Dopo aver conquistato critica e pubblico in tutto il mondo, l’opera firmata da Curry Barker è finalmente pronta a inquietare anche il pubblico italiano. Una narrazione divisiva, difficilmente classificabile nell’immediato e destinata a sedimentarsi soprattutto nel tempo successivo alla visione: geniale e disturbante per alcuni, semplice e monotona per altri. Il risultato è quello di un film estremamente soggettivo, capace di dimostrare quanto certe storie debbano essere concepite e vissute esclusivamente nel contesto cinematografico e nelle giuste condizioni di visione.
In Obsession (qui il trailer), un ragazzo estremamente introverso, incapace di dichiarare i propri sentimenti alla sua migliore amica, entra in possesso di un misterioso oggetto in grado di esaudire i desideri. Dopo aver chiesto che la ragazza si innamori di lui, quella che inizialmente sembra una perfetta storia d’amore assume però contorni sempre più inquietanti: il legame tra i due si trasforma infatti in un’ossessione soffocante e pericolosa, trascinando il protagonista in un incubo emotivo sempre più incontrollabile.
Obsession: quando l’horror è coraggioso
Il film, con protagonisti i giovani Michael Johnston e Inde Navarrette — quest’ultima protagonista di una delle interpretazioni più memorabili del recente panorama horror — evita di affidarsi alla struttura convenzionale dello slasher e del semplice jumpscare, preferendo inserirli all’interno di una costruzione più inedita, naturale e coerente con le proprie premesse narrative.

┄┄┄┄┄┄┄┄┄┄

#### COSA FARAI:
- a) Rispondi a queste domande sulla recensione di Obsession:
(i) Chi firma il film?
(ii) Che cosa chiede il ragazzo dopo aver trovato l'oggetto misterioso?
(iii) Quali giovani attori sono i protagonisti del film?
- b) Scrivi il paragrafo che segue nella recensione di Obsession, partendo dall'ultima frase.

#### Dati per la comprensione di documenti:
┄┄┄┄┄┄┄┄┄┄

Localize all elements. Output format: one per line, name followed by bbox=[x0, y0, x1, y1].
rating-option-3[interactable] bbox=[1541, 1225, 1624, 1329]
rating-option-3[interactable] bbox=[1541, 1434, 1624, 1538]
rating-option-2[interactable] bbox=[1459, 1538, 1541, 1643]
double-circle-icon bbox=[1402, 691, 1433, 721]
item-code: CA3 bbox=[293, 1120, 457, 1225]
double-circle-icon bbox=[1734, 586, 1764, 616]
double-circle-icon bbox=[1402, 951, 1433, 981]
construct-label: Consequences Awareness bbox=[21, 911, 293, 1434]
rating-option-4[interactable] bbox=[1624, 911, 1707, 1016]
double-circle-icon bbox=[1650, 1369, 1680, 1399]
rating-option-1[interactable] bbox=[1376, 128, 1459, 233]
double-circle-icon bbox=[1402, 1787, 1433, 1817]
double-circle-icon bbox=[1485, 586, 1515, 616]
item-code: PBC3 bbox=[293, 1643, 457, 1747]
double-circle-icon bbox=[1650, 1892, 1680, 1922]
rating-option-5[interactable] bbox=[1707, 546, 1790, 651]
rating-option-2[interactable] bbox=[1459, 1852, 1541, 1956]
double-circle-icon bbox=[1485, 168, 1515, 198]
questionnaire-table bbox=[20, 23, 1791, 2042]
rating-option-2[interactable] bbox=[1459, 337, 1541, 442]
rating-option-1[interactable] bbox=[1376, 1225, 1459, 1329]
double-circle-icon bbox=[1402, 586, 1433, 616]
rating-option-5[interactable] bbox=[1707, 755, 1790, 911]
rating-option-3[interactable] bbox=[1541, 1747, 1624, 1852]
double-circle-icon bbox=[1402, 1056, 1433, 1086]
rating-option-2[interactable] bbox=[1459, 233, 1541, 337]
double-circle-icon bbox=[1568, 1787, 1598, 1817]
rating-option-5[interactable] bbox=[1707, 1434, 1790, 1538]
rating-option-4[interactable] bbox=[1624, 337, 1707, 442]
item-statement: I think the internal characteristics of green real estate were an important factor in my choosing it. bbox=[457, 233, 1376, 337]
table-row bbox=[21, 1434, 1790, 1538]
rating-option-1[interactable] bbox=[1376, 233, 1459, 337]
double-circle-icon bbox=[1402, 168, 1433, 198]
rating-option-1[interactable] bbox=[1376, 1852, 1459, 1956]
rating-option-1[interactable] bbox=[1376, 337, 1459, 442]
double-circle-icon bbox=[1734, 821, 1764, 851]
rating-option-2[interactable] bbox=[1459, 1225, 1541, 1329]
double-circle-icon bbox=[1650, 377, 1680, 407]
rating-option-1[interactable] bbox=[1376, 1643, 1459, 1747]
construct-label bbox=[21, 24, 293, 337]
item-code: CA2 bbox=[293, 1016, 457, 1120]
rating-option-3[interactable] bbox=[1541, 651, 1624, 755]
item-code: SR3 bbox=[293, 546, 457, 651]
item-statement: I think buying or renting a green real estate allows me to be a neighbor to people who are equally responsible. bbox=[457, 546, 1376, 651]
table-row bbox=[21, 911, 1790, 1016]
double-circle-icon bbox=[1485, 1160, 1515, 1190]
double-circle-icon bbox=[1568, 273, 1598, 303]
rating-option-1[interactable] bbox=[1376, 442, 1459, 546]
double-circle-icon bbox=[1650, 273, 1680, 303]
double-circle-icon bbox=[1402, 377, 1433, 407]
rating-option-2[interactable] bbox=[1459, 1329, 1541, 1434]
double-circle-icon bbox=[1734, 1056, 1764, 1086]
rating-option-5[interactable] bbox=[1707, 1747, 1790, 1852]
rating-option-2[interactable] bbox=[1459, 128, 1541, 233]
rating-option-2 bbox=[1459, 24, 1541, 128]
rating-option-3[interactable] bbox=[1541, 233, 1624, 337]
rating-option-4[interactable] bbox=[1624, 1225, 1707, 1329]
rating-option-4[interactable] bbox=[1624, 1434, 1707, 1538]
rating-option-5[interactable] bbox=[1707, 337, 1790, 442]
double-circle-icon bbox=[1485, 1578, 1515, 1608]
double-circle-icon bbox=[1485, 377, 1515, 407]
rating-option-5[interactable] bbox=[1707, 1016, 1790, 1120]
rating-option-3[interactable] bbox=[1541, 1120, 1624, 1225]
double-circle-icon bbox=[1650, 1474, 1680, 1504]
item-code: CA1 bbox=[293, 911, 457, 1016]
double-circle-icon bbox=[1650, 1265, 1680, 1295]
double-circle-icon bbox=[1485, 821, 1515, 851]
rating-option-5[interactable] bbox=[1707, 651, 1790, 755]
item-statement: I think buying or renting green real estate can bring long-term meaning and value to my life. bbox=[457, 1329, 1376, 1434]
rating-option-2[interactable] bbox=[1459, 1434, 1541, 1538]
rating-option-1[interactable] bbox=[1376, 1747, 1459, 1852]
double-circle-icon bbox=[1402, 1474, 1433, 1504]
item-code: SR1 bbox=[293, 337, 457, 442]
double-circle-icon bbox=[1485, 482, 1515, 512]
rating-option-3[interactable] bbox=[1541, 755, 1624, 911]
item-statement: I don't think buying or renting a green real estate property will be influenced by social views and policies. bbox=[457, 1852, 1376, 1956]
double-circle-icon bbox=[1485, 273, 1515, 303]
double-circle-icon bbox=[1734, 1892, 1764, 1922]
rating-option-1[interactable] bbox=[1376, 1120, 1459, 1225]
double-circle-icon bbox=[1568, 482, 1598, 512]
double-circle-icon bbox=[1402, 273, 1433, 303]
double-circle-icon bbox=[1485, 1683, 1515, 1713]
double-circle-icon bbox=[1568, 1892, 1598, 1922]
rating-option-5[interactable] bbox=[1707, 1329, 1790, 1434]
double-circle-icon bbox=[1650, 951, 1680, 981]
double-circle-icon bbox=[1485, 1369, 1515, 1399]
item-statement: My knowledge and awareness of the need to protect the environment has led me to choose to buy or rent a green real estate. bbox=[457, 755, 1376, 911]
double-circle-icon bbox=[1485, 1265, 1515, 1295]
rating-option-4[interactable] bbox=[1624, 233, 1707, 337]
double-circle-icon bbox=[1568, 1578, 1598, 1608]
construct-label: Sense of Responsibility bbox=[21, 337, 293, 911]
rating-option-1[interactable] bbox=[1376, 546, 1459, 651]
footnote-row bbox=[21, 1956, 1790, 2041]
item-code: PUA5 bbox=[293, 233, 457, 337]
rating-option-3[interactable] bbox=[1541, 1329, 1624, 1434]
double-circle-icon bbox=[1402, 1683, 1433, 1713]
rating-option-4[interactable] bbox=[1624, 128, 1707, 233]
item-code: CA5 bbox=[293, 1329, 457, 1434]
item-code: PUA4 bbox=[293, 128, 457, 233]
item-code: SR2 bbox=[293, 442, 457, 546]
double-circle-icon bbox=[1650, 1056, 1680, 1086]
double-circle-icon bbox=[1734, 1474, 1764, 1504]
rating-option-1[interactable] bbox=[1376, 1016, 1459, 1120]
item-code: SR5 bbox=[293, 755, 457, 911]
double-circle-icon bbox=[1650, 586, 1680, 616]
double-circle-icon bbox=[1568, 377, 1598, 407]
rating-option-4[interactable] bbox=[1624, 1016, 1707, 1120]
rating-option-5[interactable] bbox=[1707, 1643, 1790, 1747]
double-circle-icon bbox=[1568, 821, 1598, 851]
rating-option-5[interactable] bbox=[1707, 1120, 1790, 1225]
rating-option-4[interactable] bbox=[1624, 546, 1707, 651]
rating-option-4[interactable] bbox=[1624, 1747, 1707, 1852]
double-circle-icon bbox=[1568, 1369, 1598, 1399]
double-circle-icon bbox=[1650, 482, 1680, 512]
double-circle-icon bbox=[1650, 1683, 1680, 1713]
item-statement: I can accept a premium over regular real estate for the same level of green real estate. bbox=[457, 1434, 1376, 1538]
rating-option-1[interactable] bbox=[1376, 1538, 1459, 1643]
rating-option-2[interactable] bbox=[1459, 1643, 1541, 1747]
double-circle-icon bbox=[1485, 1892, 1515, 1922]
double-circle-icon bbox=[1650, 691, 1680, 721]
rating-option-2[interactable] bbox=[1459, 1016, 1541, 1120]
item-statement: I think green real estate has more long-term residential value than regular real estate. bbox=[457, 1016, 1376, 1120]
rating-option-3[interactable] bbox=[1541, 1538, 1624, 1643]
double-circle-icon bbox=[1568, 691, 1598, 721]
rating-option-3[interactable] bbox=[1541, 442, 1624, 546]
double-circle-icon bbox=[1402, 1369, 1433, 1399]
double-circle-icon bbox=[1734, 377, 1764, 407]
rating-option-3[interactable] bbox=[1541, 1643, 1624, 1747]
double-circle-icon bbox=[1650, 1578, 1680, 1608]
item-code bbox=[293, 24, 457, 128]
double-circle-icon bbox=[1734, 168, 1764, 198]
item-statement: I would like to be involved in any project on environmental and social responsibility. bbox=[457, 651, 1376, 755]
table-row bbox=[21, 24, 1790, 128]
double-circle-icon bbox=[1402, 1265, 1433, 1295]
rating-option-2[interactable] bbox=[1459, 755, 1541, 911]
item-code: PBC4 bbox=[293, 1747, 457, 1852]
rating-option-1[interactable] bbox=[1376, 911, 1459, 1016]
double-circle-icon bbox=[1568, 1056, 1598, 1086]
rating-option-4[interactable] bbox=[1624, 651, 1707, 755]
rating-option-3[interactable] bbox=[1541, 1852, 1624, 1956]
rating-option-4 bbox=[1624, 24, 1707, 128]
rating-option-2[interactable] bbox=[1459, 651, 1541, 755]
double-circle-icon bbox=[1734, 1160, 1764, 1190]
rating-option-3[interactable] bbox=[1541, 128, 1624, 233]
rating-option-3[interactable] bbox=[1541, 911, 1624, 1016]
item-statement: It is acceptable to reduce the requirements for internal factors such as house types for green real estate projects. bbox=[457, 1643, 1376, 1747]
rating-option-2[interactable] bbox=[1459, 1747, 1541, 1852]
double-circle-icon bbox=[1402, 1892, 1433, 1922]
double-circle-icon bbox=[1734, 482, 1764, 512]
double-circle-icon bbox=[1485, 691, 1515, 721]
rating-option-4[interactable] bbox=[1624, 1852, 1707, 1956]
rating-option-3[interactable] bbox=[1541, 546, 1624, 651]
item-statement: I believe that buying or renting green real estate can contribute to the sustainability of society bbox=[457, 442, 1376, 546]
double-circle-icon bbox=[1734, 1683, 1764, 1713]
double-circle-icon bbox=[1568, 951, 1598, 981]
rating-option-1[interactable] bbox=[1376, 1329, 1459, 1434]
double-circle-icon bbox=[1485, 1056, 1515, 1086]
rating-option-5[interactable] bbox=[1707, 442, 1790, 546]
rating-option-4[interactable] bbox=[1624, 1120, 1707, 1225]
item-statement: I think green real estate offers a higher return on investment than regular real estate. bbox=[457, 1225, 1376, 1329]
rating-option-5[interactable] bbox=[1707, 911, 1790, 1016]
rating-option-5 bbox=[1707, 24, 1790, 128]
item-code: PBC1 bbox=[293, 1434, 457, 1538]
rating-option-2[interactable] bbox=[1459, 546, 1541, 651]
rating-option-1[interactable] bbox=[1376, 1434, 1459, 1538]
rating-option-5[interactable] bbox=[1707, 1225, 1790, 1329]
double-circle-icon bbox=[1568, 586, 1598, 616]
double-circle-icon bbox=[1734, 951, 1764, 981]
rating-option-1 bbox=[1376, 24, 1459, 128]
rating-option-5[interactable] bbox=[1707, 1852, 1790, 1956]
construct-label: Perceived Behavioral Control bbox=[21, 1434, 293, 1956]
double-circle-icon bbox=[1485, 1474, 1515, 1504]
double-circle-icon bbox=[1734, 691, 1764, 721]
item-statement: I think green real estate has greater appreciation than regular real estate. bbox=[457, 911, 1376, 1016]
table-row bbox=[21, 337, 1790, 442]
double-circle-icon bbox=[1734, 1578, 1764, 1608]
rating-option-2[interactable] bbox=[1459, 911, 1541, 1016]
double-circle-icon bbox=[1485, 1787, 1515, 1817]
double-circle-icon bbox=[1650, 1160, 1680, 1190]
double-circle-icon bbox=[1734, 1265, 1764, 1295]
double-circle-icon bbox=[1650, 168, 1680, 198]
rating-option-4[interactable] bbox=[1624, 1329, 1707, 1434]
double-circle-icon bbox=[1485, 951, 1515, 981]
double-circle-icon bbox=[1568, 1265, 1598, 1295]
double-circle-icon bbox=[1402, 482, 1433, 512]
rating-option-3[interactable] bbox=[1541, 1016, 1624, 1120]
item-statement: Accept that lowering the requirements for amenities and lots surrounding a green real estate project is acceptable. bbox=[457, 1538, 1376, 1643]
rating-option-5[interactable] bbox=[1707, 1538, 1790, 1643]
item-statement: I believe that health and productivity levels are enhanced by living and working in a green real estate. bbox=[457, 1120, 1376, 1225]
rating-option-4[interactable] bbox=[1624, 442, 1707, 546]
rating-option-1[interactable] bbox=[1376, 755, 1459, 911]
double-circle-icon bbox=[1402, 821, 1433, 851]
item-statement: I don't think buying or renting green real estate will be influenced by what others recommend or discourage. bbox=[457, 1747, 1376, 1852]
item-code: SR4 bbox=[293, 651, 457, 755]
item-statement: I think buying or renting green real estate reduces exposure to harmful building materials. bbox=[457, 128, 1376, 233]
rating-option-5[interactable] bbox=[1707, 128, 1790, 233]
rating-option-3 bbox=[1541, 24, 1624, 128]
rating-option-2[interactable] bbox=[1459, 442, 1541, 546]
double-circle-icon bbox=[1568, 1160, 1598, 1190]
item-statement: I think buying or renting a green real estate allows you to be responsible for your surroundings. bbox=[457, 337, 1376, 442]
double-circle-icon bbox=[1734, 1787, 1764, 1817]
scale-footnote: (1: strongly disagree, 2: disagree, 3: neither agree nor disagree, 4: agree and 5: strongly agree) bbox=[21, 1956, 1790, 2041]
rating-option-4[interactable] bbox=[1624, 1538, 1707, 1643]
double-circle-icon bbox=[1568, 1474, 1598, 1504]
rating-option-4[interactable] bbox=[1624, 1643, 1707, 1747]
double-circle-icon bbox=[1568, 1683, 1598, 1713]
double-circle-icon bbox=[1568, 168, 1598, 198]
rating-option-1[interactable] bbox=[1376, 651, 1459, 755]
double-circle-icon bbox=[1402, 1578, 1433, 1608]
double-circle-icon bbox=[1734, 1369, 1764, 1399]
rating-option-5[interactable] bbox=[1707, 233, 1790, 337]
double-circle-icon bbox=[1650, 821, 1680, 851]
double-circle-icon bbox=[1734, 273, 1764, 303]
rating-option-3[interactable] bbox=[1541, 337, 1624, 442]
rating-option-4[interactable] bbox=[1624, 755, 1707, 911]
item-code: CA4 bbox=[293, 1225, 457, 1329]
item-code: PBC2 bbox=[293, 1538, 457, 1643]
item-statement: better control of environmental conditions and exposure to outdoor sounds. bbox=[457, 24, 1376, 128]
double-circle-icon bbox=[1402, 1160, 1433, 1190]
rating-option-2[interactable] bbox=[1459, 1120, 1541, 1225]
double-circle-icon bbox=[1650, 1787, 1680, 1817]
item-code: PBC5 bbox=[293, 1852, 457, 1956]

┄┄┄┄┄┄┄┄┄┄

#### SOLUZIONI:
- a)
(i) Curry Barker.
(ii) Chiede che la sua migliore amica si innamori di lui.
(iii) Michael Johnston e Inde Navarrette.

- b)
Ridurre però Obsession esclusivamente a questa dimensione sarebbe limitante: il film sceglie infatti di muoversi continuamente tra registri differenti, costruendo un’esperienza che trova la propria forza soprattutto nella componente emotiva e psicologica. In sottofondo emerge anche una riflessione più sottile sul desiderio e sulla percezione emotiva: l’idea che l’attesa di un sentimento, di una persona o di un’emozione possa risultare più intensa della loro reale concretizzazione, perché il desiderio lascia spazio alla fantasia, all’immaginazione e alla proiezione mentale, mentre la realtà del sentimento, una volta vissuta, diventa inevitabilmente più concreta, fragile e difficilmente trascrivibile.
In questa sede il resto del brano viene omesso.